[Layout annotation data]
[Start]

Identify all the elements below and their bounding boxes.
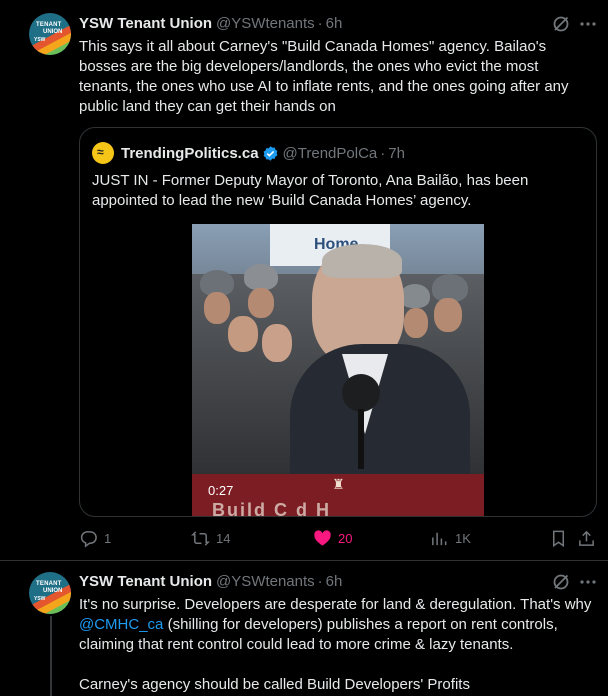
verified-icon xyxy=(263,145,277,161)
grok-icon[interactable] xyxy=(551,572,571,592)
author-handle[interactable]: @YSWtenants xyxy=(216,15,315,32)
avatar[interactable]: TENANT UNION YSW xyxy=(29,572,71,614)
share-icon xyxy=(579,530,594,546)
action-bar: 1 14 20 1K xyxy=(79,525,597,551)
reply-button[interactable]: 1 xyxy=(79,525,111,551)
more-icon[interactable] xyxy=(578,572,598,592)
share-button[interactable] xyxy=(577,525,596,551)
tweet-text-paragraph: Carney's agency should be called Build D… xyxy=(79,676,470,693)
views-button[interactable]: 1K xyxy=(430,525,471,551)
bookmark-button[interactable] xyxy=(549,525,568,551)
bookmark-icon xyxy=(552,530,565,547)
like-button[interactable]: 20 xyxy=(313,525,352,551)
tweet[interactable]: TENANT UNION YSW YSW Tenant Union @YSWte… xyxy=(0,561,608,696)
tweet-text: It's no surprise. Developers are despera… xyxy=(79,595,594,695)
more-icon[interactable] xyxy=(578,14,598,34)
quote-author-name[interactable]: TrendingPolitics.ca xyxy=(121,145,259,162)
repost-icon xyxy=(191,530,210,546)
video-player[interactable]: Home ♜ Build C d H 0:27 xyxy=(192,224,484,516)
views-count: 1K xyxy=(455,530,471,546)
quote-author-handle[interactable]: @TrendPolCa xyxy=(283,145,378,162)
author-name[interactable]: YSW Tenant Union xyxy=(79,573,212,590)
tweet[interactable]: TENANT UNION YSW YSW Tenant Union @YSWte… xyxy=(0,0,608,560)
microphone xyxy=(342,374,380,412)
grok-icon[interactable] xyxy=(551,14,571,34)
repost-button[interactable]: 14 xyxy=(191,525,230,551)
quote-avatar[interactable]: ≈ xyxy=(92,142,114,164)
quote-header: TrendingPolitics.ca @TrendPolCa · 7h xyxy=(121,144,405,162)
quoted-tweet[interactable]: ≈ TrendingPolitics.ca @TrendPolCa · 7h J… xyxy=(79,127,597,517)
timestamp[interactable]: 6h xyxy=(326,573,343,590)
repost-count: 14 xyxy=(216,530,231,546)
like-count: 20 xyxy=(338,530,353,546)
thread-line xyxy=(50,616,52,696)
views-icon xyxy=(432,532,447,545)
mention-link[interactable]: @CMHC_ca xyxy=(79,616,163,633)
quote-text: JUST IN - Former Deputy Mayor of Toronto… xyxy=(92,172,529,209)
heart-icon xyxy=(314,529,331,546)
quote-timestamp[interactable]: 7h xyxy=(388,145,405,162)
tweet-header: YSW Tenant Union @YSWtenants · 6h xyxy=(79,572,343,590)
tweet-header: YSW Tenant Union @YSWtenants · 6h xyxy=(79,14,343,32)
video-duration: 0:27 xyxy=(208,483,234,498)
avatar[interactable]: TENANT UNION YSW xyxy=(29,13,71,55)
reply-icon xyxy=(80,530,97,548)
reply-count: 1 xyxy=(104,530,112,546)
author-handle[interactable]: @YSWtenants xyxy=(216,573,315,590)
author-name[interactable]: YSW Tenant Union xyxy=(79,15,212,32)
timestamp[interactable]: 6h xyxy=(326,15,343,32)
tweet-text: This says it all about Carney's "Build C… xyxy=(79,38,569,115)
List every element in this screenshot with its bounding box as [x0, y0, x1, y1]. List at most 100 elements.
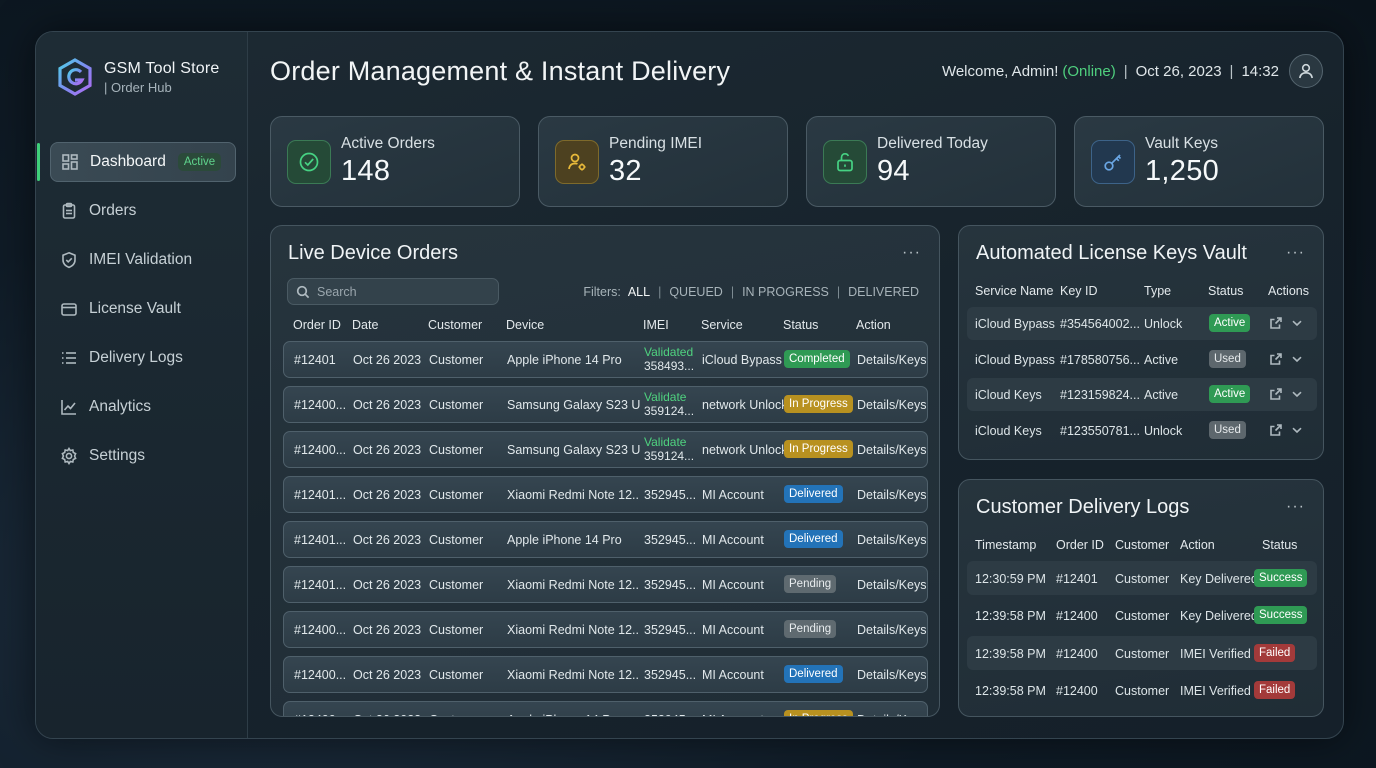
details-keys-link[interactable]: Details/Keys: [857, 488, 926, 502]
avatar[interactable]: [1289, 54, 1323, 88]
sidebar-item-analytics[interactable]: Analytics: [50, 387, 236, 427]
sidebar-item-license-vault[interactable]: License Vault: [50, 289, 236, 329]
more-menu-button[interactable]: ···: [902, 244, 921, 262]
details-keys-link[interactable]: Details/Keys: [857, 623, 926, 637]
filter-queued[interactable]: QUEUED: [669, 285, 722, 299]
stat-icon-wrap: [823, 139, 867, 184]
col-device[interactable]: Device: [506, 318, 544, 332]
details-keys-link[interactable]: Details/Keys: [857, 713, 926, 716]
order-date: Oct 26 2023: [353, 713, 421, 716]
stat-card-vault-keys[interactable]: Vault Keys 1,250: [1074, 116, 1324, 207]
more-menu-button[interactable]: ···: [1286, 244, 1305, 262]
table-row[interactable]: #12400... Oct 26 2023 Customer Samsung Gala…: [283, 431, 928, 468]
order-device: Apple iPhone 14 Pro: [507, 353, 622, 367]
search-input[interactable]: [317, 284, 487, 299]
stat-card-pending-imei[interactable]: Pending IMEI 32: [538, 116, 788, 207]
stat-card-active-orders[interactable]: Active Orders 148: [270, 116, 520, 207]
stat-label: Pending IMEI: [609, 135, 703, 152]
table-row[interactable]: 12:39:58 PM #12400 Customer Key Delivered Su…: [967, 598, 1317, 632]
key-type: Unlock: [1144, 423, 1183, 438]
order-device: Apple iPhone 14 Pro: [507, 713, 622, 716]
col-status[interactable]: Status: [1262, 538, 1297, 552]
filter-all[interactable]: ALL: [628, 285, 650, 299]
chevron-down-icon[interactable]: [1290, 423, 1304, 437]
col-timestamp[interactable]: Timestamp: [975, 538, 1036, 552]
stat-card-delivered-today[interactable]: Delivered Today 94: [806, 116, 1056, 207]
table-row[interactable]: #12401... Oct 26 2023 Customer Xiaomi Redmi…: [283, 476, 928, 513]
search-box[interactable]: [287, 278, 499, 305]
table-row[interactable]: iCloud Keys #123550781... Unlock Used: [967, 414, 1317, 447]
order-service: network Unlock: [702, 398, 788, 412]
table-row[interactable]: #12400... Oct 26 2023 Customer Xiaomi Redmi…: [283, 656, 928, 693]
sidebar-item-settings[interactable]: Settings: [50, 436, 236, 476]
table-row[interactable]: #12400... Oct 26 2023 Customer Apple iPhone…: [283, 701, 928, 716]
filter-delivered[interactable]: DELIVERED: [848, 285, 919, 299]
stat-label: Active Orders: [341, 135, 435, 152]
sidebar-item-imei-validation[interactable]: IMEI Validation: [50, 240, 236, 280]
clipboard-icon: [62, 202, 76, 219]
order-date: Oct 26 2023: [353, 623, 422, 637]
status-badge: Used: [1209, 420, 1246, 439]
col-order-id[interactable]: Order ID: [1056, 538, 1104, 552]
filter-bar: Filters: ALL | QUEUED | IN PROGRESS | DE…: [583, 285, 921, 299]
table-row[interactable]: #12401... Oct 26 2023 Customer Apple iPhone…: [283, 521, 928, 558]
col-service[interactable]: Service: [701, 318, 743, 332]
filter-in-progress[interactable]: IN PROGRESS: [742, 285, 829, 299]
table-row[interactable]: iCloud Keys #123159824... Active Active: [967, 378, 1317, 411]
col-order-id[interactable]: Order ID: [293, 318, 341, 332]
table-row[interactable]: iCloud Bypass #354564002... Unlock Active: [967, 307, 1317, 340]
col-status[interactable]: Status: [783, 318, 818, 332]
col-action[interactable]: Action: [856, 318, 891, 332]
table-row[interactable]: #12400... Oct 26 2023 Customer Samsung Gala…: [283, 386, 928, 423]
table-row[interactable]: 12:30:59 PM #12401 Customer Key Delivered Su…: [967, 561, 1317, 595]
sidebar-item-dashboard[interactable]: Dashboard Active: [37, 142, 236, 182]
divider: |: [836, 285, 841, 299]
order-id: #12400...: [294, 398, 347, 412]
key-id: #354564002...: [1060, 317, 1140, 331]
col-action[interactable]: Action: [1180, 538, 1215, 552]
details-keys-link[interactable]: Details/Keys: [857, 533, 926, 547]
imei-validated: Validated: [644, 345, 694, 359]
active-badge: Active: [177, 153, 222, 171]
stat-value: 32: [609, 155, 642, 187]
col-date[interactable]: Date: [352, 318, 378, 332]
status-badge: Delivered: [784, 665, 843, 683]
table-row[interactable]: #12401... Oct 26 2023 Customer Xiaomi Redmi…: [283, 566, 928, 603]
order-id: #12401...: [294, 578, 347, 592]
log-customer: Customer: [1115, 683, 1170, 698]
table-row[interactable]: iCloud Bypass #178580756... Active Used: [967, 343, 1317, 376]
details-keys-link[interactable]: Details/Keys: [857, 398, 926, 412]
log-customer: Customer: [1115, 609, 1170, 624]
table-row[interactable]: 12:39:58 PM #12400 Customer IMEI Verified Fa…: [967, 635, 1317, 670]
col-service-name[interactable]: Service Name: [975, 284, 1054, 298]
col-imei[interactable]: IMEI: [643, 318, 669, 332]
col-customer[interactable]: Customer: [1115, 538, 1169, 552]
chevron-down-icon[interactable]: [1290, 352, 1304, 366]
col-actions[interactable]: Actions: [1268, 284, 1309, 298]
sidebar-item-label: Settings: [89, 447, 146, 464]
col-key-id[interactable]: Key ID: [1060, 284, 1098, 298]
order-customer: Customer: [429, 353, 484, 367]
order-device: Xiaomi Redmi Note 12...: [507, 578, 640, 592]
table-row[interactable]: #12400... Oct 26 2023 Customer Xiaomi Redmi…: [283, 611, 928, 648]
chevron-down-icon[interactable]: [1290, 387, 1304, 401]
details-keys-link[interactable]: Details/Keys: [857, 578, 926, 592]
table-row[interactable]: #12401 Oct 26 2023 Customer Apple iPhone 14…: [283, 341, 928, 378]
sidebar-item-orders[interactable]: Orders: [50, 191, 236, 231]
col-type[interactable]: Type: [1144, 284, 1171, 298]
delivery-logs-panel: Customer Delivery Logs ··· Timestamp Ord…: [958, 479, 1324, 717]
table-row[interactable]: 12:39:58 PM #12400 Customer IMEI Verified Fa…: [967, 673, 1317, 707]
details-keys-link[interactable]: Details/Keys: [857, 443, 926, 457]
col-customer[interactable]: Customer: [428, 318, 482, 332]
external-link-icon[interactable]: [1269, 316, 1283, 330]
more-menu-button[interactable]: ···: [1286, 498, 1305, 516]
sidebar-item-delivery-logs[interactable]: Delivery Logs: [50, 338, 236, 378]
col-status[interactable]: Status: [1208, 284, 1243, 298]
details-keys-link[interactable]: Details/Keys: [857, 668, 926, 682]
order-device: Xiaomi Redmi Note 12...: [507, 623, 640, 637]
details-keys-link[interactable]: Details/Keys: [857, 353, 926, 367]
external-link-icon[interactable]: [1269, 423, 1283, 437]
external-link-icon[interactable]: [1269, 387, 1283, 401]
chevron-down-icon[interactable]: [1290, 316, 1304, 330]
external-link-icon[interactable]: [1269, 352, 1283, 366]
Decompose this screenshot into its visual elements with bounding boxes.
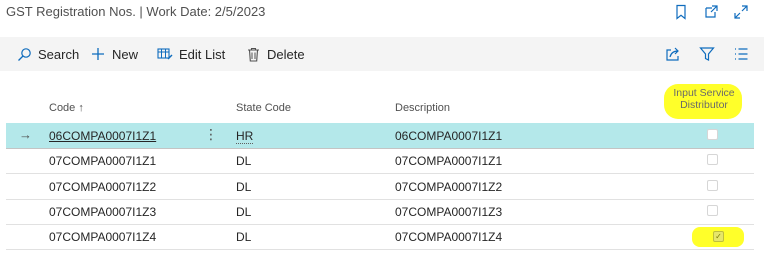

[End]

- [To be done]: Quote, unchanged, the lines running from the one containing "488, 926, 502]" through the one containing "stat-card-vault-keys[interactable]: Vault Keys".

- [The response]:
details-keys-link[interactable]: Details/Keys: [857, 488, 926, 502]
avatar[interactable]: [1289, 54, 1323, 88]
sidebar-item-analytics[interactable]: Analytics: [50, 387, 236, 427]
sidebar-item-license-vault[interactable]: License Vault: [50, 289, 236, 329]
more-menu-button[interactable]: ···: [902, 244, 921, 262]
details-keys-link[interactable]: Details/Keys: [857, 623, 926, 637]
filter-queued[interactable]: QUEUED: [669, 285, 722, 299]
stat-icon-wrap: [823, 139, 867, 184]
col-device[interactable]: Device: [506, 318, 544, 332]
details-keys-link[interactable]: Details/Keys: [857, 713, 926, 716]
order-date: Oct 26 2023: [353, 713, 421, 716]
stat-card-vault-keys[interactable]: Vault Keys 1,250: [1074, 116, 1324, 207]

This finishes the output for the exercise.